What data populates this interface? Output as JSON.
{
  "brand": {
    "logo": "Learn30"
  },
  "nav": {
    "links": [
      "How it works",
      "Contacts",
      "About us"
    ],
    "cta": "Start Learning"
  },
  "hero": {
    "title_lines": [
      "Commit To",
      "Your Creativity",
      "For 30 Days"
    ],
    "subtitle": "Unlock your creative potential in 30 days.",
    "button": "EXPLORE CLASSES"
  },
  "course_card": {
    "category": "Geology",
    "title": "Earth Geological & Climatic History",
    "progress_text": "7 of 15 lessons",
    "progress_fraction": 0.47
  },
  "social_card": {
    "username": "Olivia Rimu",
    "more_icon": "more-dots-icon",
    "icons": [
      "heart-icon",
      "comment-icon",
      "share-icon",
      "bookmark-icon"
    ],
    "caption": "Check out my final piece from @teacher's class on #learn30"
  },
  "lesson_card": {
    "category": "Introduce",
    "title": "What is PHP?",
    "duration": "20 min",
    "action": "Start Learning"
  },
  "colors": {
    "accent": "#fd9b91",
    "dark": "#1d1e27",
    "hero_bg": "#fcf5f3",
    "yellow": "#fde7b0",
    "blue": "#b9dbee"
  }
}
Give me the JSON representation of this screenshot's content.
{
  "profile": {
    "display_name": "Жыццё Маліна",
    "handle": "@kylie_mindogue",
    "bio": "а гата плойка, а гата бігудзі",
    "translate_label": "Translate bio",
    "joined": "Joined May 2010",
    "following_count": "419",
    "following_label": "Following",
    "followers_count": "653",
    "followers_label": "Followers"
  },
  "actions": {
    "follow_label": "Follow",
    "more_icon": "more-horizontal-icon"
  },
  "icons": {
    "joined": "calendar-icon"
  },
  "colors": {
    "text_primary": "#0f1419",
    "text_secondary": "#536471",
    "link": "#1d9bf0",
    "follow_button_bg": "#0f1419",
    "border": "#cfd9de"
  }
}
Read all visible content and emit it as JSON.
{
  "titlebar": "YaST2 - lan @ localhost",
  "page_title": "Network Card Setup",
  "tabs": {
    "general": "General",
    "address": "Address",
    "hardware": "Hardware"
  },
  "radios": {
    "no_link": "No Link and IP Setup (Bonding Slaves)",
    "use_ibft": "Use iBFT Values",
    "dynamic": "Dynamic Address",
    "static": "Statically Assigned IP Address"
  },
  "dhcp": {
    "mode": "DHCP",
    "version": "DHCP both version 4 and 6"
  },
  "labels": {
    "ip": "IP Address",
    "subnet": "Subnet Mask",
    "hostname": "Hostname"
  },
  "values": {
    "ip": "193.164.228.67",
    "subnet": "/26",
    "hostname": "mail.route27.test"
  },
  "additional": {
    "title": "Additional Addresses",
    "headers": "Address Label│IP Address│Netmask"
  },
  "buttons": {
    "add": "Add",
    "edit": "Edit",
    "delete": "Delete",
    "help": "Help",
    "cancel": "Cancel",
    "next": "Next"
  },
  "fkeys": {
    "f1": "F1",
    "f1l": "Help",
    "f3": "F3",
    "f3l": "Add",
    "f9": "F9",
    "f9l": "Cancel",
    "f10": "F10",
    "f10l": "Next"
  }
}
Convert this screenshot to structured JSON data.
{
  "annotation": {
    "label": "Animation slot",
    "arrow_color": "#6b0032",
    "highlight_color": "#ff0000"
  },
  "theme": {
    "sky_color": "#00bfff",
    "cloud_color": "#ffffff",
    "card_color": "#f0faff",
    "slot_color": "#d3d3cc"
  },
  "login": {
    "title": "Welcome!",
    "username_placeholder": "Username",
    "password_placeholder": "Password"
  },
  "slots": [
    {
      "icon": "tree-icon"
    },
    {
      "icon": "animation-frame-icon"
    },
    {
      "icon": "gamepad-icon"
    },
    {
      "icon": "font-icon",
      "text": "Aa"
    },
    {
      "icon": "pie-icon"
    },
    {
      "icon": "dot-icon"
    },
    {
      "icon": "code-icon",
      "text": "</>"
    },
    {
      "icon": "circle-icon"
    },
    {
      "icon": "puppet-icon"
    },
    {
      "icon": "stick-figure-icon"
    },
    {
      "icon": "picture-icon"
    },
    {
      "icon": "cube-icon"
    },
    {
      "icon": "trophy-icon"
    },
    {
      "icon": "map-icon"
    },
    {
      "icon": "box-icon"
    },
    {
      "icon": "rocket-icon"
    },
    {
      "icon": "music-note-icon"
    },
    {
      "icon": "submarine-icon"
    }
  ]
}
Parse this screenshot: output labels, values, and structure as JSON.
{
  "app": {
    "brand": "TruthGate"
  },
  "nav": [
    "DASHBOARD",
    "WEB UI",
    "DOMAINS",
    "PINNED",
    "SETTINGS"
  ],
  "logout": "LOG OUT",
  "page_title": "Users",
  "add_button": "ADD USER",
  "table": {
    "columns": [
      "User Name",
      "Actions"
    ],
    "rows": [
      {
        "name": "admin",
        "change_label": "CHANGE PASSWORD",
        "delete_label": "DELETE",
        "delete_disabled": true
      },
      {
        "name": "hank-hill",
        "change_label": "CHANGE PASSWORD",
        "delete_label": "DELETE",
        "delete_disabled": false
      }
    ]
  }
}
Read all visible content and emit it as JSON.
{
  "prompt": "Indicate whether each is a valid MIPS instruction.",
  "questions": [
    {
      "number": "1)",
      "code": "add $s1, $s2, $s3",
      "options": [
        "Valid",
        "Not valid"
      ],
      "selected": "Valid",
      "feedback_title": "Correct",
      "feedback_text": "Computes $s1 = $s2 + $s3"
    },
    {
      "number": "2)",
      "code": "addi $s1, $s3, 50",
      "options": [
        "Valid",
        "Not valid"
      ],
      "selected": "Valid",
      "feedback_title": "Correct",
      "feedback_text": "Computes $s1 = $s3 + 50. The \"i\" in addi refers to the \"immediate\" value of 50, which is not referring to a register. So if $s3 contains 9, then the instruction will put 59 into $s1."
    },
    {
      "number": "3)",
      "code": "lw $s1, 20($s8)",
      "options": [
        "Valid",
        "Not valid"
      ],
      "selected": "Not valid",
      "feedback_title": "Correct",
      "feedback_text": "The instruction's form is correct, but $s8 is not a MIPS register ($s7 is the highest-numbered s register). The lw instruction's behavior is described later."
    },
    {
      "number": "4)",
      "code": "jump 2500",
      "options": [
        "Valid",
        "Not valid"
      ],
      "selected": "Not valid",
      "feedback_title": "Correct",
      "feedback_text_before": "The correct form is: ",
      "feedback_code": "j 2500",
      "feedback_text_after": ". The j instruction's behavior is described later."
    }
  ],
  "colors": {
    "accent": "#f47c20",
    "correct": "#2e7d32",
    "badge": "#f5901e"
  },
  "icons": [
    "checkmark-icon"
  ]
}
════════
● DO THIS:
Work out the number of lines in this listing that include the word "Start". Reply with that number only.

● IN RESPONSE:
2